— BEGIN —
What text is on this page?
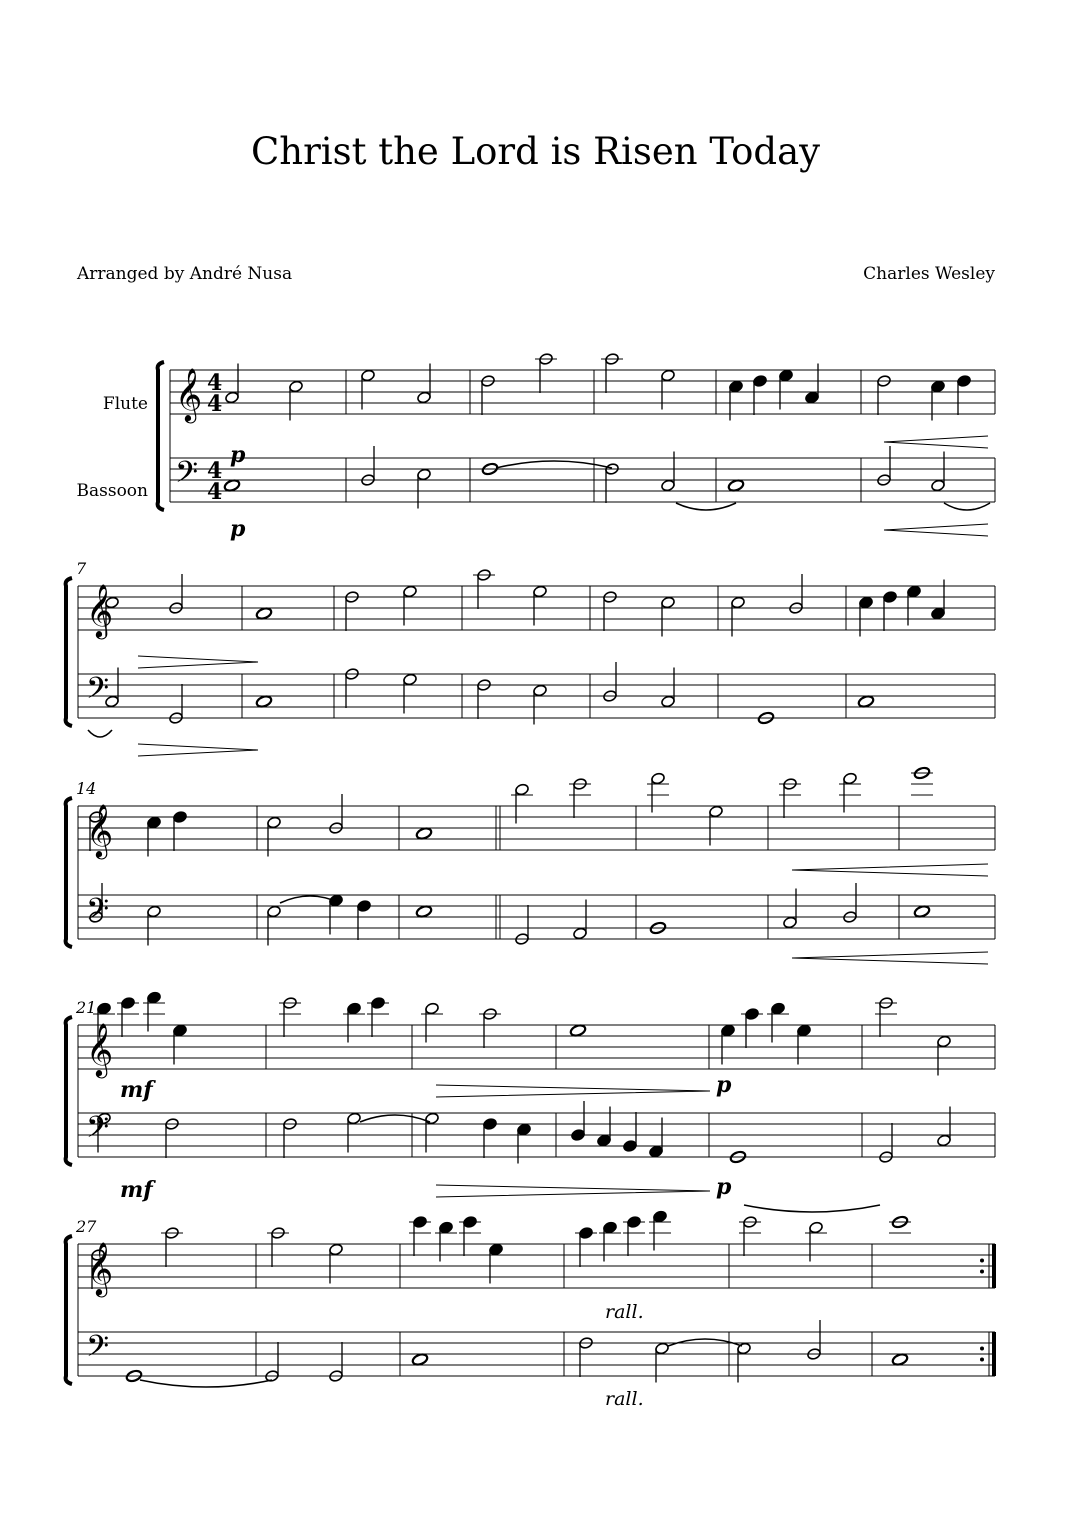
Christ the Lord is Risen Today
Arranged by André Nusa	Charles Wesley
Flute
Bassoon
𝄞
𝄢
𝄞
𝄢
7
𝄞
𝄢
14
𝄞
𝄢
21
𝄞
𝄢
27
4
4
4
4
p
p
mf
mf
p
p
rall.
rall.
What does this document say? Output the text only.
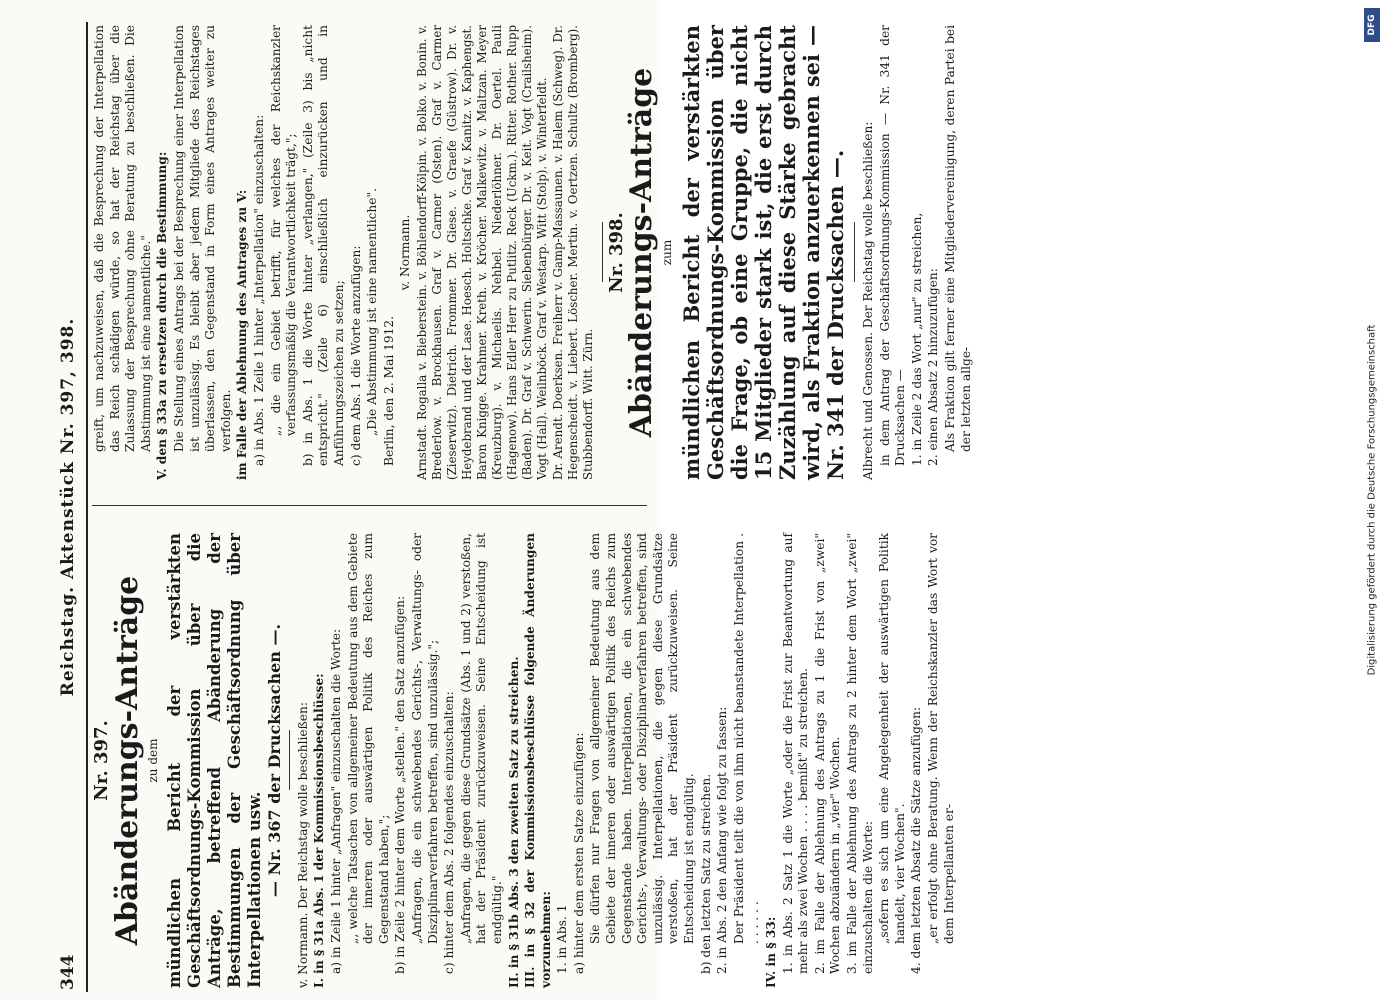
344
Reichstag. Aktenstück Nr. 397, 398.
Nr. 397.
Abänderungs-Anträge zu dem mündlichen Bericht der verstärkten Geschäftsordnungs-Kommission über die Anträge, betreffend Abänderung der Bestimmungen der Geschäftsordnung über Interpellationen usw. — Nr. 367 der Drucksachen —. v. Normann. Der Reichstag wolle beschließen: I. in § 31a Abs. 1 der Kommissionsbeschlüsse: a) in Zeile 1 hinter „Anfragen" einzuschalten die Worte: „, welche Tatsachen von allgemeiner Bedeutung aus dem Gebiete der inneren oder auswärtigen Politik des Reiches zum Gegenstand haben,"; b) in Zeile 2 hinter dem Worte „stellen." den Satz anzufügen: „Anfragen, die ein schwebendes Gerichts-, Verwaltungs- oder Disziplinarverfahren betreffen, sind unzulässig."; c) hinter dem Abs. 2 folgendes einzuschalten: „Anfragen, die gegen diese Grundsätze (Abs. 1 und 2) verstoßen, hat der Präsident zurückzuweisen. Seine Entscheidung ist endgültig." II. in § 31b Abs. 3 den zweiten Satz zu streichen. III. in § 32 der Kommissionsbeschlüsse folgende Änderungen vorzunehmen: 1. in Abs. 1 a) hinter dem ersten Satze einzufügen: Sie dürfen nur Fragen von allgemeiner Bedeutung aus dem Gebiete der inneren oder auswärtigen Politik des Reichs zum Gegenstande haben. Interpellationen, die ein schwebendes Gerichts-, Verwaltungs- oder Disziplinarverfahren betreffen, sind unzulässig. Interpellationen, die gegen diese Grundsätze verstoßen, hat der Präsident zurückzuweisen. Seine Entscheidung ist endgültig. b) den letzten Satz zu streichen. 2. in Abs. 2 den Anfang wie folgt zu fassen: Der Präsident teilt die von ihm nicht beanstandete Interpellation . . . . . . . IV. in § 33: 1. in Abs. 2 Satz 1 die Worte „oder die Frist zur Beantwortung auf mehr als zwei Wochen . . . . bemißt" zu streichen. 2. im Falle der Ablehnung des Antrags zu 1 die Frist von „zwei" Wochen abzuändern in „vier" Wochen. 3. im Falle der Ablehnung des Antrags zu 2 hinter dem Wort „zwei" einzuschalten die Worte: „sofern es sich um eine Angelegenheit der auswärtigen Politik handelt, vier Wochen". 4. dem letzten Absatz die Sätze anzufügen: „er erfolgt ohne Beratung. Wenn der Reichskanzler das Wort vor dem Interpellanten er-

greift, um nachzuweisen, daß die Besprechung der Interpellation das Reich schädigen würde, so hat der Reichstag über die Zulassung der Besprechung ohne Beratung zu beschließen. Die Abstimmung ist eine namentliche." V. den § 33a zu ersetzen durch die Bestimmung: Die Stellung eines Antrags bei der Besprechung einer Interpellation ist unzulässig. Es bleibt aber jedem Mitgliede des Reichstages überlassen, den Gegenstand in Form eines Antrages weiter zu verfolgen. im Falle der Ablehnung des Antrages zu V: a) in Abs. 1 Zeile 1 hinter „Interpellation" einzuschalten: „, die ein Gebiet betrifft, für welches der Reichskanzler verfassungsmäßig die Verantwortlichkeit trägt,"; b) in Abs. 1 die Worte hinter „verlangen," (Zeile 3) bis „nicht entspricht." (Zeile 6) einschließlich einzurücken und in Anführungszeichen zu setzen; c) dem Abs. 1 die Worte anzufügen: „Die Abstimmung ist eine namentliche". Berlin, den 2. Mai 1912.

v. Normann. Arnstadt. Rogalla v. Bieberstein. v. Böhlendorff-Kölpin. v. Bolko. v. Bonin. v. Brederlow. v. Brockhausen. Graf v. Carmer (Osten). Graf v. Carmer (Zieserwitz). Dietrich. Frommer. Dr. Giese. v. Graefe (Güstrow). Dr. v. Heydebrand und der Lase. Hoesch. Holtschke. Graf v. Kanitz. v. Kaphengst. Baron Knigge. Krahmer. Kreth. v. Kröcher. Malkewitz. v. Maltzan. Meyer (Kreuzburg). v. Michaelis. Nehbel. Niederlöhner. Dr. Oertel. Pauli (Hagenow). Hans Edler Herr zu Putlitz. Reck (Uckm.). Ritter. Rother. Rupp (Baden). Dr. Graf v. Schwerin. Siebenbürger. Dr. v. Keit. Vogt (Crailsheim). Vogt (Hall). Weilnböck. Graf v. Westarp. Witt (Stolp). v. Winterfeldt. Dr. Arendt. Doerksen. Freiherr v. Gamp-Massaunen. v. Halem (Schweg). Dr. Hegenscheidt. v. Liebert. Löscher. Mertin. v. Oertzen. Schultz (Bromberg). Stubbendorff. Witt. Zürn.

Nr. 398.
Abänderungs-Anträge zum mündlichen Bericht der verstärkten Geschäftsordnungs-Kommission über die Frage, ob eine Gruppe, die nicht 15 Mitglieder stark ist, die erst durch Zuzählung auf diese Stärke gebracht wird, als Fraktion anzuerkennen sei — Nr. 341 der Drucksachen —. Albrecht und Genossen. Der Reichstag wolle beschließen: in dem Antrag der Geschäftsordnungs-Kommission — Nr. 341 der Drucksachen — 1. in Zeile 2 das Wort „nur" zu streichen, 2. einen Absatz 2 hinzuzufügen: Als Fraktion gilt ferner eine Mitgliedervereinigung, deren Partei bei der letzten allge-

DFG
Digitalisierung gefördert durch die Deutsche Forschungsgemeinschaft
— END —
_Objective_:
Copy the whole listing above word for word but do not carry over the pictures.

_Full answer_:
What text is on this page?
Christ the Lord is Risen Today
Arranged by André Nusa	Charles Wesley
Flute
Bassoon
𝄞
𝄢
𝄞
𝄢
7
𝄞
𝄢
14
𝄞
𝄢
21
𝄞
𝄢
27
4
4
4
4
p
p
mf
mf
p
p
rall.
rall.
What does this document say? Output the text only.
344
Reichstag. Aktenstück Nr. 397, 398.
Nr. 397.
Abänderungs-Anträge zu dem mündlichen Bericht der verstärkten Geschäftsordnungs-Kommission über die Anträge, betreffend Abänderung der Bestimmungen der Geschäftsordnung über Interpellationen usw. — Nr. 367 der Drucksachen —. v. Normann. Der Reichstag wolle beschließen: I. in § 31a Abs. 1 der Kommissionsbeschlüsse: a) in Zeile 1 hinter „Anfragen" einzuschalten die Worte: „, welche Tatsachen von allgemeiner Bedeutung aus dem Gebiete der inneren oder auswärtigen Politik des Reiches zum Gegenstand haben,"; b) in Zeile 2 hinter dem Worte „stellen." den Satz anzufügen: „Anfragen, die ein schwebendes Gerichts-, Verwaltungs- oder Disziplinarverfahren betreffen, sind unzulässig."; c) hinter dem Abs. 2 folgendes einzuschalten: „Anfragen, die gegen diese Grundsätze (Abs. 1 und 2) verstoßen, hat der Präsident zurückzuweisen. Seine Entscheidung ist endgültig." II. in § 31b Abs. 3 den zweiten Satz zu streichen. III. in § 32 der Kommissionsbeschlüsse folgende Änderungen vorzunehmen: 1. in Abs. 1 a) hinter dem ersten Satze einzufügen: Sie dürfen nur Fragen von allgemeiner Bedeutung aus dem Gebiete der inneren oder auswärtigen Politik des Reichs zum Gegenstande haben. Interpellationen, die ein schwebendes Gerichts-, Verwaltungs- oder Disziplinarverfahren betreffen, sind unzulässig. Interpellationen, die gegen diese Grundsätze verstoßen, hat der Präsident zurückzuweisen. Seine Entscheidung ist endgültig. b) den letzten Satz zu streichen. 2. in Abs. 2 den Anfang wie folgt zu fassen: Der Präsident teilt die von ihm nicht beanstandete Interpellation . . . . . . . IV. in § 33: 1. in Abs. 2 Satz 1 die Worte „oder die Frist zur Beantwortung auf mehr als zwei Wochen . . . . bemißt" zu streichen. 2. im Falle der Ablehnung des Antrags zu 1 die Frist von „zwei" Wochen abzuändern in „vier" Wochen. 3. im Falle der Ablehnung des Antrags zu 2 hinter dem Wort „zwei" einzuschalten die Worte: „sofern es sich um eine Angelegenheit der auswärtigen Politik handelt, vier Wochen". 4. dem letzten Absatz die Sätze anzufügen: „er erfolgt ohne Beratung. Wenn der Reichskanzler das Wort vor dem Interpellanten er-

greift, um nachzuweisen, daß die Besprechung der Interpellation das Reich schädigen würde, so hat der Reichstag über die Zulassung der Besprechung ohne Beratung zu beschließen. Die Abstimmung ist eine namentliche." V. den § 33a zu ersetzen durch die Bestimmung: Die Stellung eines Antrags bei der Besprechung einer Interpellation ist unzulässig. Es bleibt aber jedem Mitgliede des Reichstages überlassen, den Gegenstand in Form eines Antrages weiter zu verfolgen. im Falle der Ablehnung des Antrages zu V: a) in Abs. 1 Zeile 1 hinter „Interpellation" einzuschalten: „, die ein Gebiet betrifft, für welches der Reichskanzler verfassungsmäßig die Verantwortlichkeit trägt,"; b) in Abs. 1 die Worte hinter „verlangen," (Zeile 3) bis „nicht entspricht." (Zeile 6) einschließlich einzurücken und in Anführungszeichen zu setzen; c) dem Abs. 1 die Worte anzufügen: „Die Abstimmung ist eine namentliche". Berlin, den 2. Mai 1912.

v. Normann. Arnstadt. Rogalla v. Bieberstein. v. Böhlendorff-Kölpin. v. Bolko. v. Bonin. v. Brederlow. v. Brockhausen. Graf v. Carmer (Osten). Graf v. Carmer (Zieserwitz). Dietrich. Frommer. Dr. Giese. v. Graefe (Güstrow). Dr. v. Heydebrand und der Lase. Hoesch. Holtschke. Graf v. Kanitz. v. Kaphengst. Baron Knigge. Krahmer. Kreth. v. Kröcher. Malkewitz. v. Maltzan. Meyer (Kreuzburg). v. Michaelis. Nehbel. Niederlöhner. Dr. Oertel. Pauli (Hagenow). Hans Edler Herr zu Putlitz. Reck (Uckm.). Ritter. Rother. Rupp (Baden). Dr. Graf v. Schwerin. Siebenbürger. Dr. v. Keit. Vogt (Crailsheim). Vogt (Hall). Weilnböck. Graf v. Westarp. Witt (Stolp). v. Winterfeldt. Dr. Arendt. Doerksen. Freiherr v. Gamp-Massaunen. v. Halem (Schweg). Dr. Hegenscheidt. v. Liebert. Löscher. Mertin. v. Oertzen. Schultz (Bromberg). Stubbendorff. Witt. Zürn.

Nr. 398.
Abänderungs-Anträge zum mündlichen Bericht der verstärkten Geschäftsordnungs-Kommission über die Frage, ob eine Gruppe, die nicht 15 Mitglieder stark ist, die erst durch Zuzählung auf diese Stärke gebracht wird, als Fraktion anzuerkennen sei — Nr. 341 der Drucksachen —. Albrecht und Genossen. Der Reichstag wolle beschließen: in dem Antrag der Geschäftsordnungs-Kommission — Nr. 341 der Drucksachen — 1. in Zeile 2 das Wort „nur" zu streichen, 2. einen Absatz 2 hinzuzufügen: Als Fraktion gilt ferner eine Mitgliedervereinigung, deren Partei bei der letzten allge-

DFG
Digitalisierung gefördert durch die Deutsche Forschungsgemeinschaft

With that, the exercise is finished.